→ What is needed
For each line in the data that includes "these", make a copy.

----- Provided material

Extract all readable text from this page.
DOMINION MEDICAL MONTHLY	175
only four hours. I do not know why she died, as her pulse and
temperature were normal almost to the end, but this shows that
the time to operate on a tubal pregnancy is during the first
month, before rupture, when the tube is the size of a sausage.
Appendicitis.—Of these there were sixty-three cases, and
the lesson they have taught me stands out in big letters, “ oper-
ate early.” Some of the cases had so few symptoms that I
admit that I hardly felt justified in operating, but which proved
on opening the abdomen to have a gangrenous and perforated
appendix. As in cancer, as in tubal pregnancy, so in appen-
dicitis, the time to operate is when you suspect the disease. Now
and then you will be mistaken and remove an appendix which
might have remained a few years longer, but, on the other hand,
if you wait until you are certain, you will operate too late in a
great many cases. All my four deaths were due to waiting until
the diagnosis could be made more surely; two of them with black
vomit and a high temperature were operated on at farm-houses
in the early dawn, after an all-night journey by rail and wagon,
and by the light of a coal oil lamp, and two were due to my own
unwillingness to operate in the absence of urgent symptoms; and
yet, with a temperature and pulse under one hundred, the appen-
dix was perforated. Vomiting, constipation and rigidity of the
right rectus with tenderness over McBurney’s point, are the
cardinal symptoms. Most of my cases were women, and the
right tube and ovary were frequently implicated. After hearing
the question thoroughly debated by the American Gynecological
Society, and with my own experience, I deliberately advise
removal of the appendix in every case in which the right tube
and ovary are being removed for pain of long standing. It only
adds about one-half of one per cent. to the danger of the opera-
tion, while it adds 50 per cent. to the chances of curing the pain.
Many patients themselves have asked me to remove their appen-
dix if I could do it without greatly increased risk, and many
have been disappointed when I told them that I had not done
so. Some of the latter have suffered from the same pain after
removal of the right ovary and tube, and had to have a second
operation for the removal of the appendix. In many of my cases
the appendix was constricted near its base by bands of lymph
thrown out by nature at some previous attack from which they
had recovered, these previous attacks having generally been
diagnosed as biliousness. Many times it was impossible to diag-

----------

→ Written solution
Appendicitis.—Of these there were sixty-three cases, and
had recovered, these previous attacks having generally been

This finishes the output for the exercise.